Dataset rows
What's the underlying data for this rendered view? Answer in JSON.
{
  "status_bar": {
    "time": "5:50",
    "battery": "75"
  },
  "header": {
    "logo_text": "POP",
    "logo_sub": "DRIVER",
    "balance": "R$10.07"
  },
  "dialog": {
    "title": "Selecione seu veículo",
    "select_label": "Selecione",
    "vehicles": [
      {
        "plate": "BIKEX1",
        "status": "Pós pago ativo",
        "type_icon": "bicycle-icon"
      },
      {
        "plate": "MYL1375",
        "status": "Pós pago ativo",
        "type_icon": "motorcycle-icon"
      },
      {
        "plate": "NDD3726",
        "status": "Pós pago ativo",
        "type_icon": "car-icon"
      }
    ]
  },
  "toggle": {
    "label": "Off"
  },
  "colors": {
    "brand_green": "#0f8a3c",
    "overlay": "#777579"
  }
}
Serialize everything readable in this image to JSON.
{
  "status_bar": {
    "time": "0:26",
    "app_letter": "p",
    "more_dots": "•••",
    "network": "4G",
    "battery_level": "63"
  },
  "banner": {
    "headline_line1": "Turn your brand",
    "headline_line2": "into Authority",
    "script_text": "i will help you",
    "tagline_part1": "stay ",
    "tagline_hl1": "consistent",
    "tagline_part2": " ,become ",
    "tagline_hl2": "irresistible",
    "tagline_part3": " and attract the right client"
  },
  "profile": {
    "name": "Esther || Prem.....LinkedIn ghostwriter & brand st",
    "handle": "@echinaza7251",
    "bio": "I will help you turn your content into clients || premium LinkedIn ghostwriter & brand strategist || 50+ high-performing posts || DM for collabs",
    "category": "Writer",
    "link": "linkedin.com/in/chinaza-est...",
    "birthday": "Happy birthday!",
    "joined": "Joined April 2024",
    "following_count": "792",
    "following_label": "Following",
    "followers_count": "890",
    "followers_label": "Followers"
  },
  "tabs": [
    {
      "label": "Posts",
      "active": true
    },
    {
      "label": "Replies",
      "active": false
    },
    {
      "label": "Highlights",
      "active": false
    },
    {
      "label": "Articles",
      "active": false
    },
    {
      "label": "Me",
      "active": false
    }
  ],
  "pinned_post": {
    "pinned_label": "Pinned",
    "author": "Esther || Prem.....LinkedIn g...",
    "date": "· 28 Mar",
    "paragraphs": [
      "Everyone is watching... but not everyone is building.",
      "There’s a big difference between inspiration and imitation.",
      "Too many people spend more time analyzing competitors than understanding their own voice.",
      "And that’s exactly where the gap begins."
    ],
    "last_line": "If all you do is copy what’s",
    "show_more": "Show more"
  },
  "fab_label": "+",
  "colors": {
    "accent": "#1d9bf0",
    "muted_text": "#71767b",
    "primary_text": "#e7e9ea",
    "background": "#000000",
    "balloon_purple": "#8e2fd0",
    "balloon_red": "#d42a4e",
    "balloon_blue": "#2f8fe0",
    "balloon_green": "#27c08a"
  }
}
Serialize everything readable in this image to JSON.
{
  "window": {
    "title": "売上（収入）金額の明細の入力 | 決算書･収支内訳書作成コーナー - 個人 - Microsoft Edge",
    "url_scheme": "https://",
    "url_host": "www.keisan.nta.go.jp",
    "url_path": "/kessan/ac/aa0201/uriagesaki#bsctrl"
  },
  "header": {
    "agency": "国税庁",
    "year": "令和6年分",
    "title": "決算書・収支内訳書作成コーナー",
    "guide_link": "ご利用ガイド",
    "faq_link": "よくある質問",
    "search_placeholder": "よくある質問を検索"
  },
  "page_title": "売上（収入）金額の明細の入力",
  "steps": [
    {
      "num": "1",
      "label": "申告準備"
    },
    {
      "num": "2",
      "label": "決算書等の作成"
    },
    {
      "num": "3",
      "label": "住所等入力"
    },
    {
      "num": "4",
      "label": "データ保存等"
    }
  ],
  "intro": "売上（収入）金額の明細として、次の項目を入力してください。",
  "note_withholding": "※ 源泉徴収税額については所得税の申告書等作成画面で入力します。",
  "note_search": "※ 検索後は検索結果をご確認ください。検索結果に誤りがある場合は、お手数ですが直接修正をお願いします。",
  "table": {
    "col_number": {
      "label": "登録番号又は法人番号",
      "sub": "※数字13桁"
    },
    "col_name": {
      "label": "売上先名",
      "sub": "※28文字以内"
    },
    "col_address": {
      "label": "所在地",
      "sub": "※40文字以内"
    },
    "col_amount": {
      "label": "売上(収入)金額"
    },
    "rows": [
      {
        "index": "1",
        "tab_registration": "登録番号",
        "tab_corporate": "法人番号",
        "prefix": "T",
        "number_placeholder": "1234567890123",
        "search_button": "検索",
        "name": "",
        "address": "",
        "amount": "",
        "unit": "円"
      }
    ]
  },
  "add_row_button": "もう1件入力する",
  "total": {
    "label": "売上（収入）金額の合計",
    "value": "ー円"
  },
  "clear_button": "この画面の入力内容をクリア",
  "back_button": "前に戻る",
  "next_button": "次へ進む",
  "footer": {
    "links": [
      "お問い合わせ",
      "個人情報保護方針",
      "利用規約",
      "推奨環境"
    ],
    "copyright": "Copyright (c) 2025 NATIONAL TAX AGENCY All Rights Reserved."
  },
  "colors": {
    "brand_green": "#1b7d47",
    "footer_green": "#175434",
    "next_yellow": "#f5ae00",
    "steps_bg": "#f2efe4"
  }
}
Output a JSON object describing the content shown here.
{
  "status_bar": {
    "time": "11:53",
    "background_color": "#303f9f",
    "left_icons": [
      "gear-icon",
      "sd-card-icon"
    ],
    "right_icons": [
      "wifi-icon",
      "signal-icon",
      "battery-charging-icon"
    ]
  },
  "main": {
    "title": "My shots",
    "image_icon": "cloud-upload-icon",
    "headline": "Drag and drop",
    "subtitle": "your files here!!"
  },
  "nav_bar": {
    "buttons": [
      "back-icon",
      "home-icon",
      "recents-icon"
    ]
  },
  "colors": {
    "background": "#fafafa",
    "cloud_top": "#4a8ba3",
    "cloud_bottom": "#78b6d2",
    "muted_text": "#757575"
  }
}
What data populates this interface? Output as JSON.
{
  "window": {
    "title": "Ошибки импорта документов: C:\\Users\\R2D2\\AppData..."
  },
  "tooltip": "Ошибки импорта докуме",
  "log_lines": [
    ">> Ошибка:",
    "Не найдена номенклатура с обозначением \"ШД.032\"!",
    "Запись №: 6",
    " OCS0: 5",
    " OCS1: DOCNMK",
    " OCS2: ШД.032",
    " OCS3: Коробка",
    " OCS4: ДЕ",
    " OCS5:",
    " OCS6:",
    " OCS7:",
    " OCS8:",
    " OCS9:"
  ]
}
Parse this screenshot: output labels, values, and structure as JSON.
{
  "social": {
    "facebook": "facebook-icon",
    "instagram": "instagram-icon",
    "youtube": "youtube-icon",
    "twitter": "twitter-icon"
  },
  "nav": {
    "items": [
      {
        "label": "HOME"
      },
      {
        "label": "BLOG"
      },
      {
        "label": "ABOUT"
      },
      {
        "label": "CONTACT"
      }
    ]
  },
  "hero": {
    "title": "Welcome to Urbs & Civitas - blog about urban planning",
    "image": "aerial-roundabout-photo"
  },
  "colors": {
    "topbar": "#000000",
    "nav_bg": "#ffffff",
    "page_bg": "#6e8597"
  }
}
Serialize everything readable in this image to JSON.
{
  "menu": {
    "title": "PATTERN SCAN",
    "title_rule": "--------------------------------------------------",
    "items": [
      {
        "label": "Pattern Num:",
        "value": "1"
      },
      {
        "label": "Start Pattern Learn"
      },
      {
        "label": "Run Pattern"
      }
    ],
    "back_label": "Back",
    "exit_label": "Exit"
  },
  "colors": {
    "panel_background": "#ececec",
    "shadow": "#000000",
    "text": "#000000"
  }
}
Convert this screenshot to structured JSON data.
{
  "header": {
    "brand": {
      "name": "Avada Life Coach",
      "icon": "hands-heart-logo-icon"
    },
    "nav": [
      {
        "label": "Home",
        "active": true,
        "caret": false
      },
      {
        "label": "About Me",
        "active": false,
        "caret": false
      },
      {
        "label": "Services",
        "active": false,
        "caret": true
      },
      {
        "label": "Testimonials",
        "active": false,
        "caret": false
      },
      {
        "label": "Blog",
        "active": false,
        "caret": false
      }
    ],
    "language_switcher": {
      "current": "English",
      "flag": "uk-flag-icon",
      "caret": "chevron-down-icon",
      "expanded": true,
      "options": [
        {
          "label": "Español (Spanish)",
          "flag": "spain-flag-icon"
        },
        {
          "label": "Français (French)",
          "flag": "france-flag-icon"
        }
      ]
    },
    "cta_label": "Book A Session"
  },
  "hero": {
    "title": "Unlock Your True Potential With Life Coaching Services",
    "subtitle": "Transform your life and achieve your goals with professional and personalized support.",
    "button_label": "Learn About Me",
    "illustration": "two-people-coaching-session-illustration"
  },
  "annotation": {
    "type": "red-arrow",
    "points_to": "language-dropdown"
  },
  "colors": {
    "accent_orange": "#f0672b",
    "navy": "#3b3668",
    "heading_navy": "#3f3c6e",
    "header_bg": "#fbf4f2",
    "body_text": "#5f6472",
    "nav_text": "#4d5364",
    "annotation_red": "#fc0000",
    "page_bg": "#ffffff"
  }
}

▶ _Work to complete_:
From the listing above, collect every line that mentions the word "people".

▶ _Answer_:
      "Too many people spend more time analyzing competitors than understanding their own voice.",
    "illustration": "two-people-coaching-session-illustration"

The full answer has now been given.